»»

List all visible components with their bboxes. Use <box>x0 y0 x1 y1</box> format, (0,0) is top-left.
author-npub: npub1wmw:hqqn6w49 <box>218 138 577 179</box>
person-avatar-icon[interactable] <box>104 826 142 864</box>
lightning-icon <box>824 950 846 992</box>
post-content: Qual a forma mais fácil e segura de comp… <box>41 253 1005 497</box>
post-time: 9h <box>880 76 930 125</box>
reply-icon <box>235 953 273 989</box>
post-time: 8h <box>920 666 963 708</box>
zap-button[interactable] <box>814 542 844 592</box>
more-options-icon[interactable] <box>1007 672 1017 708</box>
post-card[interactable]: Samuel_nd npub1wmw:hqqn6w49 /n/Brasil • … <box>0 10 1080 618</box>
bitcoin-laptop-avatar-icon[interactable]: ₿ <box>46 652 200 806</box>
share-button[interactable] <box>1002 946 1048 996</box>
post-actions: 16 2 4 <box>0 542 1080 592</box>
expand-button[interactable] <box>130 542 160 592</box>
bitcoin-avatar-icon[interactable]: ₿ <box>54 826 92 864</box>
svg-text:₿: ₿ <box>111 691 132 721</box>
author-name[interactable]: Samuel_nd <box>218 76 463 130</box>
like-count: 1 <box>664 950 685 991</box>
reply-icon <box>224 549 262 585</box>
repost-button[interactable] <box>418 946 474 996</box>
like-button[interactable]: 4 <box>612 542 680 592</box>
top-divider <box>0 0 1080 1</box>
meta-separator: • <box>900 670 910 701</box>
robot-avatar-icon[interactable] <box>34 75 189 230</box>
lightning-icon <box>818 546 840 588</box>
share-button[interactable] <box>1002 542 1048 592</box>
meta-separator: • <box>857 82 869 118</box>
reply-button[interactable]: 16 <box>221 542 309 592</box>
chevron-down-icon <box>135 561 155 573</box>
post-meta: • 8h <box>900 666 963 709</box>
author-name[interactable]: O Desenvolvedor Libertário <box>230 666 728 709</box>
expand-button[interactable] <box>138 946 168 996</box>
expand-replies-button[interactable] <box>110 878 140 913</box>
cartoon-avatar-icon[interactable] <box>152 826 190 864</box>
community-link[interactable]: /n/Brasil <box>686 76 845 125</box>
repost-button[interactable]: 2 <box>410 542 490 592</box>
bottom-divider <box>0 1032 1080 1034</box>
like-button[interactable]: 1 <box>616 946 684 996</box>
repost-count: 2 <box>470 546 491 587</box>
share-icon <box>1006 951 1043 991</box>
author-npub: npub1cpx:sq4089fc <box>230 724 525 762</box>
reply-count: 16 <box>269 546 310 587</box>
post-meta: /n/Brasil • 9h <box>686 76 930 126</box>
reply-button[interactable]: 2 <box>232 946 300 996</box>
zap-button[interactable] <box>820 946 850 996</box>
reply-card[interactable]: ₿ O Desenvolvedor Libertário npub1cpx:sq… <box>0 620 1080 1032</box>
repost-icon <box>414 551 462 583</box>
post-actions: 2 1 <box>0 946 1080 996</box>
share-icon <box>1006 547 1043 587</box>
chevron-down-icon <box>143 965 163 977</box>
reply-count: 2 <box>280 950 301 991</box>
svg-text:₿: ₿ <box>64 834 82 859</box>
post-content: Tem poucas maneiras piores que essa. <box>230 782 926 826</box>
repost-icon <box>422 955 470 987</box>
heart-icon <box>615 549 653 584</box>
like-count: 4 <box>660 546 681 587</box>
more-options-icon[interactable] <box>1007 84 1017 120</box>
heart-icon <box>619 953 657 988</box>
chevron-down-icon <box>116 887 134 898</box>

««

> Task directions
Reproduce the records, changing every "heart-icon" to "like-icon" and leaving everything else untouched.

> Problem solution
List all visible components with their bboxes. Use <box>x0 y0 x1 y1</box> format, (0,0) is top-left.
author-npub: npub1wmw:hqqn6w49 <box>218 138 577 179</box>
person-avatar-icon[interactable] <box>104 826 142 864</box>
lightning-icon <box>824 950 846 992</box>
post-content: Qual a forma mais fácil e segura de comp… <box>41 253 1005 497</box>
post-time: 9h <box>880 76 930 125</box>
reply-icon <box>235 953 273 989</box>
post-time: 8h <box>920 666 963 708</box>
zap-button[interactable] <box>814 542 844 592</box>
more-options-icon[interactable] <box>1007 672 1017 708</box>
post-card[interactable]: Samuel_nd npub1wmw:hqqn6w49 /n/Brasil • … <box>0 10 1080 618</box>
bitcoin-laptop-avatar-icon[interactable]: ₿ <box>46 652 200 806</box>
share-button[interactable] <box>1002 946 1048 996</box>
post-actions: 16 2 4 <box>0 542 1080 592</box>
expand-button[interactable] <box>130 542 160 592</box>
bitcoin-avatar-icon[interactable]: ₿ <box>54 826 92 864</box>
svg-text:₿: ₿ <box>111 691 132 721</box>
author-name[interactable]: Samuel_nd <box>218 76 463 130</box>
like-count: 1 <box>664 950 685 991</box>
reply-icon <box>224 549 262 585</box>
repost-button[interactable] <box>418 946 474 996</box>
like-button[interactable]: 4 <box>612 542 680 592</box>
top-divider <box>0 0 1080 1</box>
meta-separator: • <box>900 670 910 701</box>
robot-avatar-icon[interactable] <box>34 75 189 230</box>
lightning-icon <box>818 546 840 588</box>
share-button[interactable] <box>1002 542 1048 592</box>
meta-separator: • <box>857 82 869 118</box>
reply-button[interactable]: 16 <box>221 542 309 592</box>
chevron-down-icon <box>135 561 155 573</box>
post-meta: • 8h <box>900 666 963 709</box>
author-name[interactable]: O Desenvolvedor Libertário <box>230 666 728 709</box>
expand-button[interactable] <box>138 946 168 996</box>
expand-replies-button[interactable] <box>110 878 140 913</box>
cartoon-avatar-icon[interactable] <box>152 826 190 864</box>
community-link[interactable]: /n/Brasil <box>686 76 845 125</box>
repost-button[interactable]: 2 <box>410 542 490 592</box>
bottom-divider <box>0 1032 1080 1034</box>
like-button[interactable]: 1 <box>616 946 684 996</box>
repost-count: 2 <box>470 546 491 587</box>
share-icon <box>1006 951 1043 991</box>
author-npub: npub1cpx:sq4089fc <box>230 724 525 762</box>
reply-count: 16 <box>269 546 310 587</box>
post-meta: /n/Brasil • 9h <box>686 76 930 126</box>
reply-button[interactable]: 2 <box>232 946 300 996</box>
zap-button[interactable] <box>820 946 850 996</box>
reply-card[interactable]: ₿ O Desenvolvedor Libertário npub1cpx:sq… <box>0 620 1080 1032</box>
repost-icon <box>414 551 462 583</box>
post-actions: 2 1 <box>0 946 1080 996</box>
share-icon <box>1006 547 1043 587</box>
chevron-down-icon <box>143 965 163 977</box>
reply-count: 2 <box>280 950 301 991</box>
svg-text:₿: ₿ <box>64 834 82 859</box>
post-content: Tem poucas maneiras piores que essa. <box>230 782 926 826</box>
repost-icon <box>422 955 470 987</box>
like-icon <box>615 549 653 584</box>
like-count: 4 <box>660 546 681 587</box>
more-options-icon[interactable] <box>1007 84 1017 120</box>
like-icon <box>619 953 657 988</box>
chevron-down-icon <box>116 887 134 898</box>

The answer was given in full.